Problem to solve: Write out every entry precisely as given, leaving the pictures out.

Entries from a visual dataset
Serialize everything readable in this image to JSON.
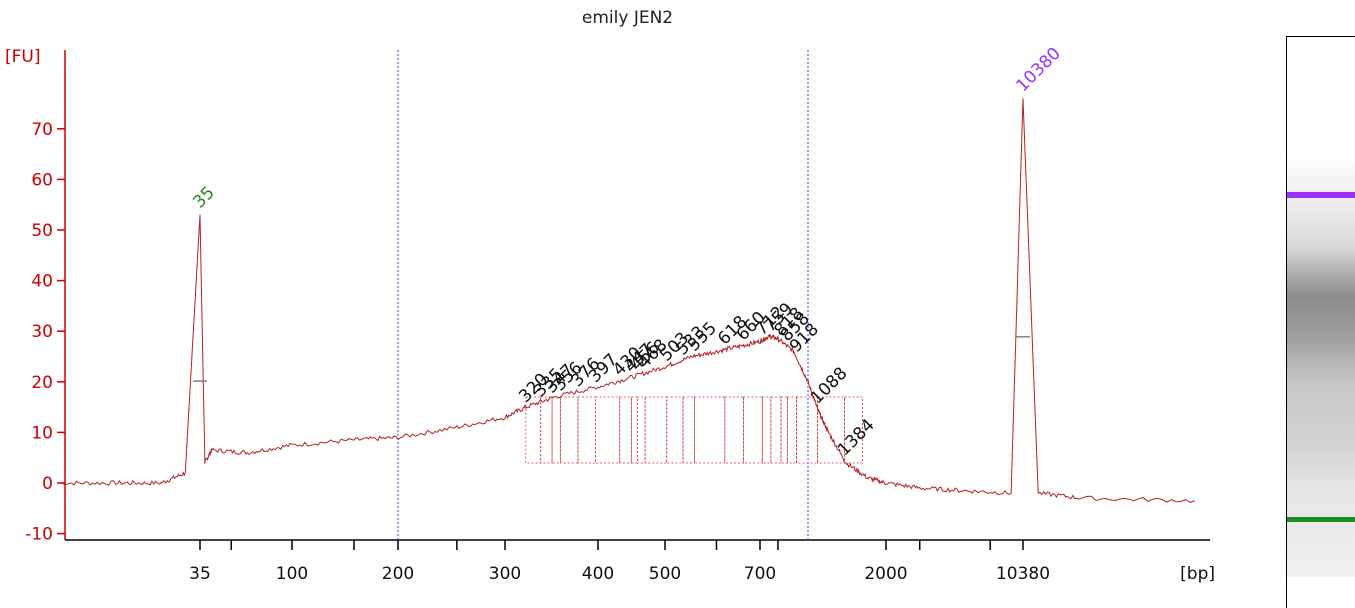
{
  "chart_data": {
    "type": "line",
    "title": "emily JEN2",
    "ylabel": "[FU]",
    "xlabel": "[bp]",
    "ylim": [
      -10,
      80
    ],
    "y_ticks": [
      70,
      60,
      50,
      40,
      30,
      20,
      10,
      0,
      -10
    ],
    "x_ticks": [
      "35",
      "100",
      "200",
      "300",
      "400",
      "500",
      "700",
      "2000",
      "10380"
    ],
    "marker_peaks": [
      {
        "label": "35",
        "value_fu": 53,
        "color": "#228b22"
      },
      {
        "label": "10380",
        "value_fu": 76,
        "color": "#9b30ff"
      }
    ],
    "sample_peaks": [
      "320",
      "335",
      "347",
      "356",
      "376",
      "397",
      "430",
      "447",
      "456",
      "468",
      "503",
      "533",
      "555",
      "618",
      "660",
      "712",
      "759",
      "818",
      "858",
      "918",
      "1088",
      "1384"
    ],
    "series": [
      {
        "name": "emily JEN2",
        "color": "#b22222",
        "x": [
          "20",
          "25",
          "30",
          "33",
          "35",
          "37",
          "40",
          "60",
          "100",
          "150",
          "200",
          "250",
          "300",
          "320",
          "350",
          "400",
          "450",
          "500",
          "550",
          "600",
          "650",
          "700",
          "750",
          "800",
          "900",
          "1000",
          "1100",
          "1200",
          "1400",
          "1700",
          "2000",
          "3000",
          "5000",
          "9000",
          "10380",
          "11000",
          "13000",
          "20000"
        ],
        "values": [
          0,
          0,
          0,
          2,
          53,
          4,
          6.5,
          6,
          7.5,
          8.5,
          9,
          11,
          13,
          15,
          17,
          19,
          21,
          23,
          25,
          26,
          27,
          28,
          29,
          28.5,
          26,
          20,
          14,
          10,
          4,
          1,
          0,
          -1,
          -1.5,
          -2,
          76,
          -2,
          -3,
          -3.5
        ]
      }
    ]
  },
  "gel": {
    "upper_marker_color": "#9b30ff",
    "lower_marker_color": "#228b22"
  }
}
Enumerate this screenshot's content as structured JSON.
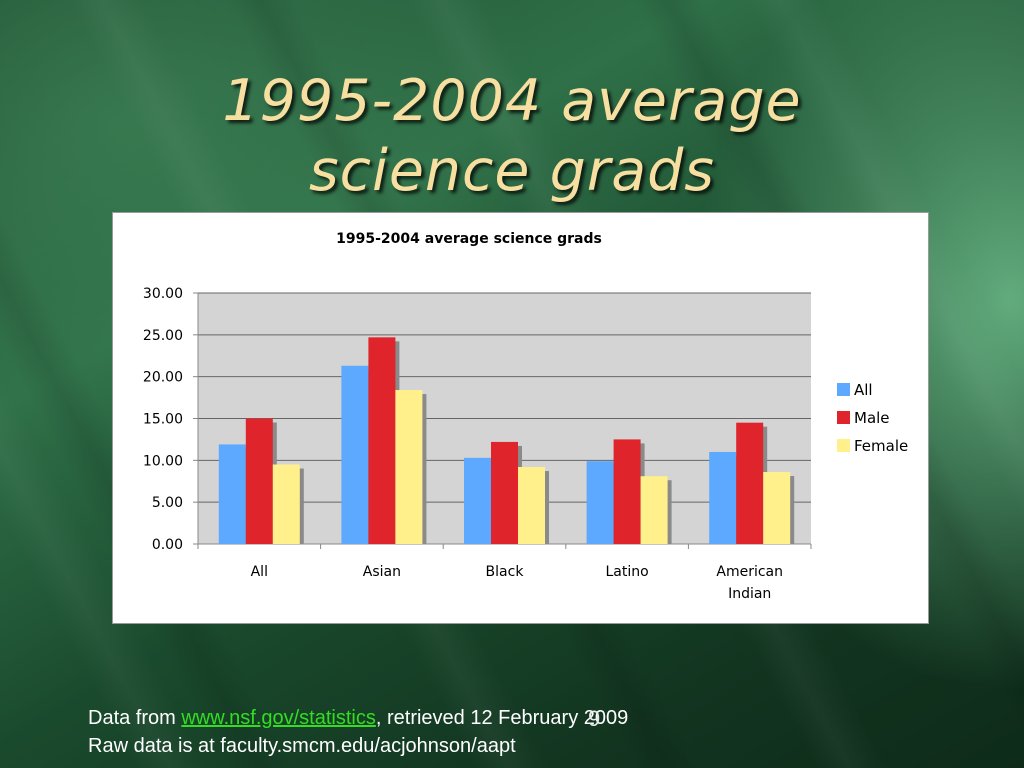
{
  "slide": {
    "title_line1": "1995-2004 average",
    "title_line2": "science grads",
    "slide_number": "9",
    "footer": {
      "prefix": "Data from ",
      "link_text": "www.nsf.gov/statistics",
      "suffix": ", retrieved 12 February 2009",
      "line2": "Raw data is at faculty.smcm.edu/acjohnson/aapt"
    }
  },
  "chart_data": {
    "type": "bar",
    "title": "1995-2004 average science grads",
    "categories": [
      "All",
      "Asian",
      "Black",
      "Latino",
      "American Indian"
    ],
    "series": [
      {
        "name": "All",
        "color": "#5ca9ff",
        "values": [
          11.9,
          21.3,
          10.3,
          9.9,
          11.0
        ]
      },
      {
        "name": "Male",
        "color": "#e0242c",
        "values": [
          15.0,
          24.7,
          12.2,
          12.5,
          14.5
        ]
      },
      {
        "name": "Female",
        "color": "#fff08c",
        "values": [
          9.5,
          18.4,
          9.2,
          8.1,
          8.6
        ]
      }
    ],
    "y_ticks": [
      "30.00",
      "25.00",
      "20.00",
      "15.00",
      "10.00",
      "5.00",
      "0.00"
    ],
    "ylim": [
      0,
      30
    ],
    "grid": true,
    "legend": "right",
    "plot_background": "#d4d4d4"
  }
}
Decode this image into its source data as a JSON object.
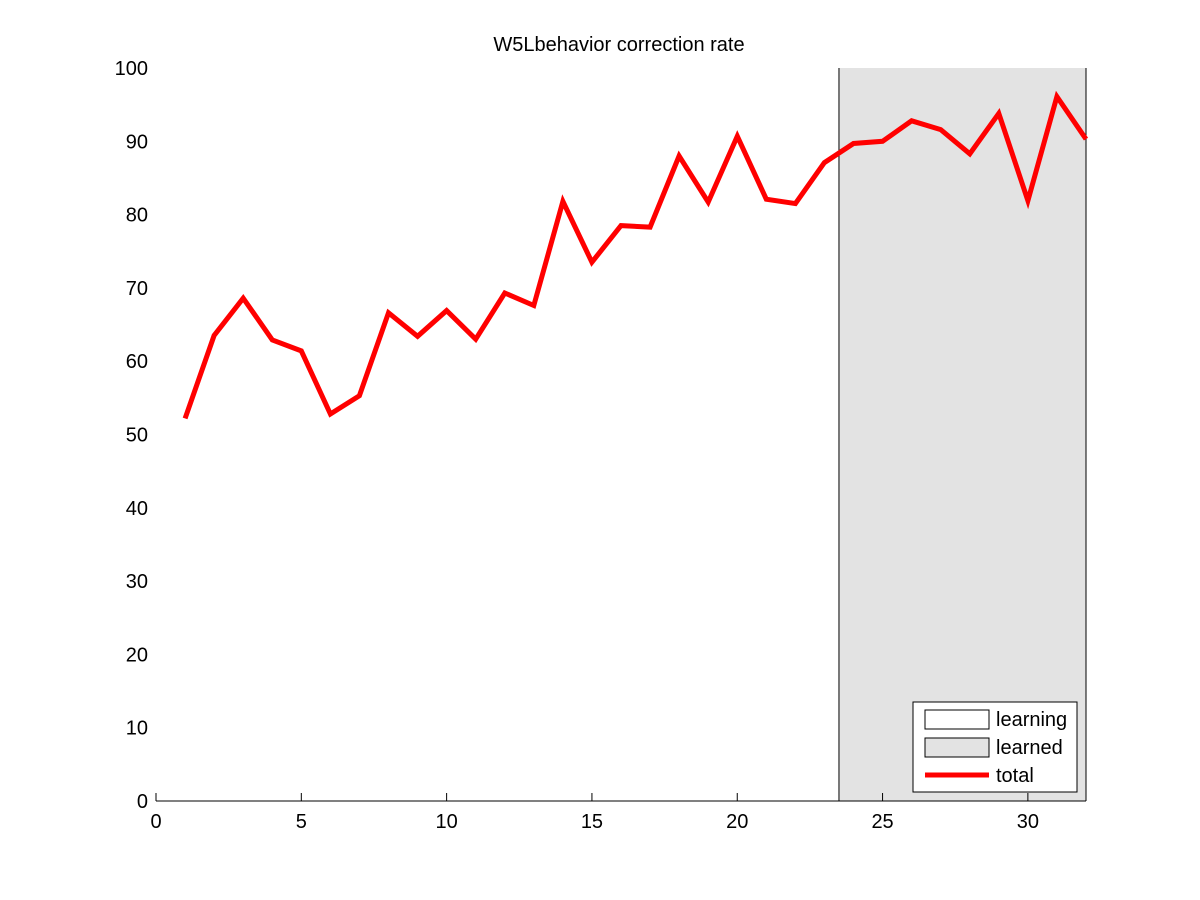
{
  "chart_data": {
    "type": "line",
    "title": "W5Lbehavior correction rate",
    "xlabel": "",
    "ylabel": "",
    "xlim": [
      0,
      32
    ],
    "ylim": [
      0,
      100
    ],
    "xticks": [
      0,
      5,
      10,
      15,
      20,
      25,
      30
    ],
    "yticks": [
      0,
      10,
      20,
      30,
      40,
      50,
      60,
      70,
      80,
      90,
      100
    ],
    "grid": false,
    "legend_position": "bottom-right",
    "regions": [
      {
        "name": "learning",
        "x_start": 0,
        "x_end": 23.5,
        "color": "#ffffff"
      },
      {
        "name": "learned",
        "x_start": 23.5,
        "x_end": 32,
        "color": "#e3e3e3"
      }
    ],
    "series": [
      {
        "name": "total",
        "color": "#ff0000",
        "x": [
          1,
          2,
          3,
          4,
          5,
          6,
          7,
          8,
          9,
          10,
          11,
          12,
          13,
          14,
          15,
          16,
          17,
          18,
          19,
          20,
          21,
          22,
          23,
          24,
          25,
          26,
          27,
          28,
          29,
          30,
          31,
          32
        ],
        "values": [
          52.2,
          63.5,
          68.6,
          62.9,
          61.4,
          52.8,
          55.3,
          66.6,
          63.4,
          66.9,
          63.0,
          69.3,
          67.6,
          81.8,
          73.5,
          78.5,
          78.3,
          88.0,
          81.7,
          90.7,
          82.1,
          81.5,
          87.1,
          89.7,
          90.0,
          92.8,
          91.6,
          88.3,
          93.8,
          81.9,
          96.1,
          90.3
        ]
      }
    ],
    "legend": [
      "learning",
      "learned",
      "total"
    ]
  }
}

Answer to this task:
Serialize everything readable in this image to JSON.
{
  "chart_data": {
    "type": "line",
    "title": "emily JEN2",
    "ylabel": "[FU]",
    "xlabel": "[bp]",
    "ylim": [
      -10,
      80
    ],
    "y_ticks": [
      70,
      60,
      50,
      40,
      30,
      20,
      10,
      0,
      -10
    ],
    "x_ticks": [
      "35",
      "100",
      "200",
      "300",
      "400",
      "500",
      "700",
      "2000",
      "10380"
    ],
    "marker_peaks": [
      {
        "label": "35",
        "value_fu": 53,
        "color": "#228b22"
      },
      {
        "label": "10380",
        "value_fu": 76,
        "color": "#9b30ff"
      }
    ],
    "sample_peaks": [
      "320",
      "335",
      "347",
      "356",
      "376",
      "397",
      "430",
      "447",
      "456",
      "468",
      "503",
      "533",
      "555",
      "618",
      "660",
      "712",
      "759",
      "818",
      "858",
      "918",
      "1088",
      "1384"
    ],
    "series": [
      {
        "name": "emily JEN2",
        "color": "#b22222",
        "x": [
          "20",
          "25",
          "30",
          "33",
          "35",
          "37",
          "40",
          "60",
          "100",
          "150",
          "200",
          "250",
          "300",
          "320",
          "350",
          "400",
          "450",
          "500",
          "550",
          "600",
          "650",
          "700",
          "750",
          "800",
          "900",
          "1000",
          "1100",
          "1200",
          "1400",
          "1700",
          "2000",
          "3000",
          "5000",
          "9000",
          "10380",
          "11000",
          "13000",
          "20000"
        ],
        "values": [
          0,
          0,
          0,
          2,
          53,
          4,
          6.5,
          6,
          7.5,
          8.5,
          9,
          11,
          13,
          15,
          17,
          19,
          21,
          23,
          25,
          26,
          27,
          28,
          29,
          28.5,
          26,
          20,
          14,
          10,
          4,
          1,
          0,
          -1,
          -1.5,
          -2,
          76,
          -2,
          -3,
          -3.5
        ]
      }
    ]
  },
  "gel": {
    "upper_marker_color": "#9b30ff",
    "lower_marker_color": "#228b22"
  }
}
Enumerate this screenshot's content as structured JSON.
{
  "slide": {
    "title_line1": "1995-2004 average",
    "title_line2": "science grads",
    "slide_number": "9",
    "footer": {
      "prefix": "Data from ",
      "link_text": "www.nsf.gov/statistics",
      "suffix": ", retrieved 12 February 2009",
      "line2": "Raw data is at faculty.smcm.edu/acjohnson/aapt"
    }
  },
  "chart_data": {
    "type": "bar",
    "title": "1995-2004 average science grads",
    "categories": [
      "All",
      "Asian",
      "Black",
      "Latino",
      "American Indian"
    ],
    "series": [
      {
        "name": "All",
        "color": "#5ca9ff",
        "values": [
          11.9,
          21.3,
          10.3,
          9.9,
          11.0
        ]
      },
      {
        "name": "Male",
        "color": "#e0242c",
        "values": [
          15.0,
          24.7,
          12.2,
          12.5,
          14.5
        ]
      },
      {
        "name": "Female",
        "color": "#fff08c",
        "values": [
          9.5,
          18.4,
          9.2,
          8.1,
          8.6
        ]
      }
    ],
    "y_ticks": [
      "30.00",
      "25.00",
      "20.00",
      "15.00",
      "10.00",
      "5.00",
      "0.00"
    ],
    "ylim": [
      0,
      30
    ],
    "grid": true,
    "legend": "right",
    "plot_background": "#d4d4d4"
  }
}
Decode this image into its source data as a JSON object.
{
  "chart_data": {
    "type": "line",
    "title": "W5Lbehavior correction rate",
    "xlabel": "",
    "ylabel": "",
    "xlim": [
      0,
      32
    ],
    "ylim": [
      0,
      100
    ],
    "xticks": [
      0,
      5,
      10,
      15,
      20,
      25,
      30
    ],
    "yticks": [
      0,
      10,
      20,
      30,
      40,
      50,
      60,
      70,
      80,
      90,
      100
    ],
    "grid": false,
    "legend_position": "bottom-right",
    "regions": [
      {
        "name": "learning",
        "x_start": 0,
        "x_end": 23.5,
        "color": "#ffffff"
      },
      {
        "name": "learned",
        "x_start": 23.5,
        "x_end": 32,
        "color": "#e3e3e3"
      }
    ],
    "series": [
      {
        "name": "total",
        "color": "#ff0000",
        "x": [
          1,
          2,
          3,
          4,
          5,
          6,
          7,
          8,
          9,
          10,
          11,
          12,
          13,
          14,
          15,
          16,
          17,
          18,
          19,
          20,
          21,
          22,
          23,
          24,
          25,
          26,
          27,
          28,
          29,
          30,
          31,
          32
        ],
        "values": [
          52.2,
          63.5,
          68.6,
          62.9,
          61.4,
          52.8,
          55.3,
          66.6,
          63.4,
          66.9,
          63.0,
          69.3,
          67.6,
          81.8,
          73.5,
          78.5,
          78.3,
          88.0,
          81.7,
          90.7,
          82.1,
          81.5,
          87.1,
          89.7,
          90.0,
          92.8,
          91.6,
          88.3,
          93.8,
          81.9,
          96.1,
          90.3
        ]
      }
    ],
    "legend": [
      "learning",
      "learned",
      "total"
    ]
  }
}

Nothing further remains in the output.